• _What to produce_
Extract every line where the string "JSON" appears.

[Collection entries]
-.-.-
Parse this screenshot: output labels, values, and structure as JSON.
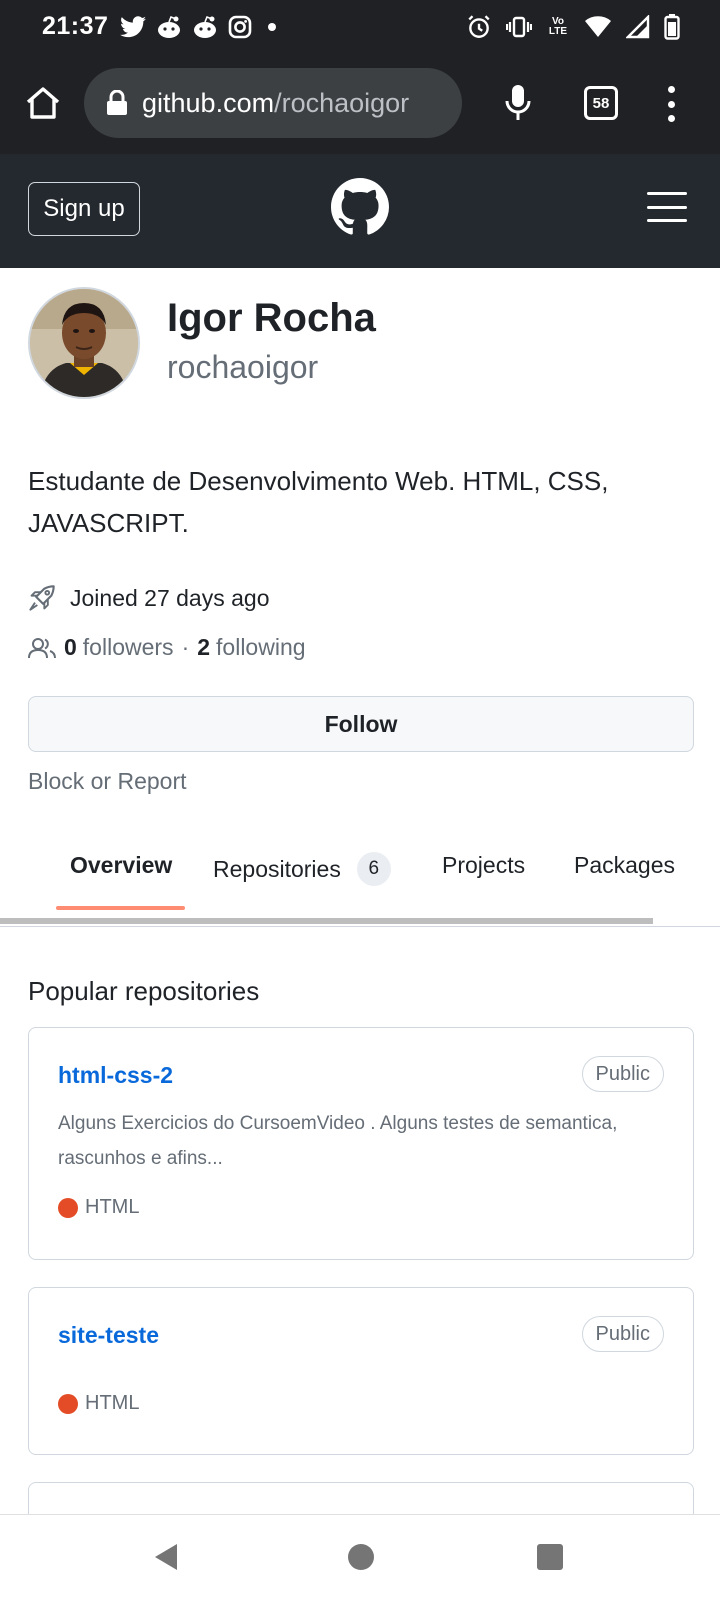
{
  "status_bar": {
    "time": "21:37",
    "left_icons": [
      "twitter-icon",
      "reddit-icon",
      "reddit-icon",
      "instagram-icon",
      "dot-icon"
    ],
    "right_icons": [
      "alarm-icon",
      "vibrate-icon",
      "volte-icon",
      "wifi-icon",
      "signal-icon",
      "battery-icon"
    ],
    "volte_label": "Vo LTE"
  },
  "browser": {
    "url_host": "github.com",
    "url_path": "/rochaoigor",
    "tab_count": "58"
  },
  "header": {
    "signup_label": "Sign up"
  },
  "profile": {
    "name": "Igor Rocha",
    "username": "rochaoigor",
    "bio": "Estudante de Desenvolvimento Web. HTML, CSS, JAVASCRIPT.",
    "joined": "Joined 27 days ago",
    "followers_count": "0",
    "followers_label": "followers",
    "separator": "·",
    "following_count": "2",
    "following_label": "following",
    "follow_label": "Follow",
    "block_label": "Block or Report"
  },
  "tabs": {
    "overview": "Overview",
    "repositories": "Repositories",
    "repositories_count": "6",
    "projects": "Projects",
    "packages": "Packages",
    "active": "Overview"
  },
  "popular": {
    "title": "Popular repositories",
    "repos": [
      {
        "name": "html-css-2",
        "visibility": "Public",
        "description": "Alguns Exercicios do CursoemVideo . Alguns testes de semantica, rascunhos e afins...",
        "language": "HTML",
        "language_color": "#e34c26"
      },
      {
        "name": "site-teste",
        "visibility": "Public",
        "language": "HTML",
        "language_color": "#e34c26"
      }
    ]
  },
  "colors": {
    "link": "#0969da",
    "header_bg": "#24292f",
    "browser_bg": "#202124",
    "tab_underline": "#fd8c73"
  }
}
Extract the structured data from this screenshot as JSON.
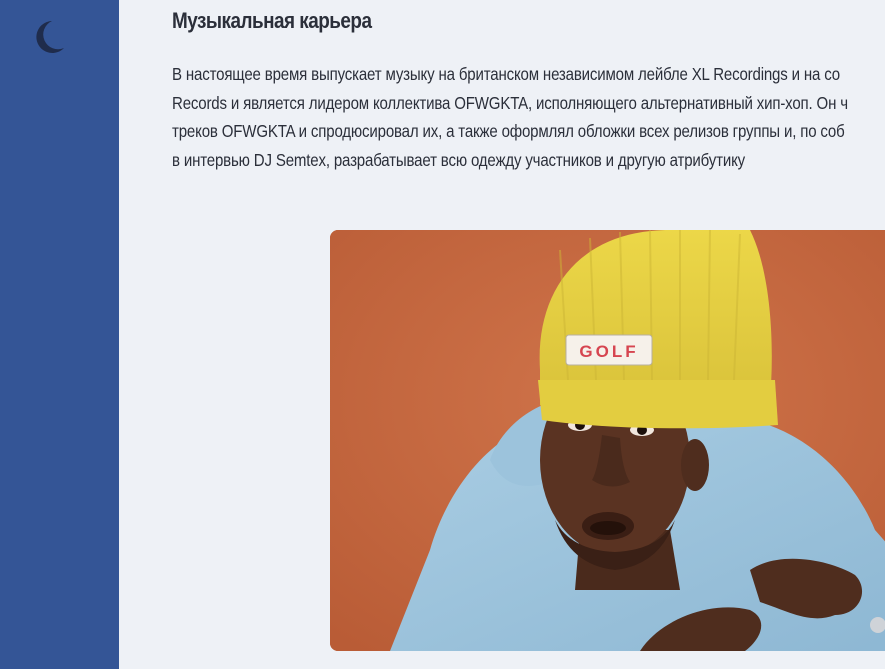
{
  "sidebar": {
    "theme_toggle_icon": "moon-icon",
    "background": "#345596",
    "icon_color": "#1f2c4c"
  },
  "article": {
    "title": "Музыкальная карьера",
    "paragraph_lines": [
      "В настоящее время выпускает музыку на британском независимом лейбле XL Recordings и на со",
      "Records и является лидером коллектива OFWGKTA, исполняющего альтернативный хип-хоп. Он ч",
      "треков OFWGKTA и спродюсировал их, а также оформлял обложки всех релизов группы и, по соб",
      "в интервью DJ Semtex, разрабатывает всю одежду участников и другую атрибутику"
    ],
    "text_color": "#2b2f3a"
  },
  "photo": {
    "hat_label": "GOLF",
    "background": "#c5673e"
  },
  "page": {
    "background": "#eef1f6"
  }
}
-.-.-
• _The output_
Parse this screenshot: output labels, values, and structure as JSON.
Extract the structured data from this screenshot as JSON.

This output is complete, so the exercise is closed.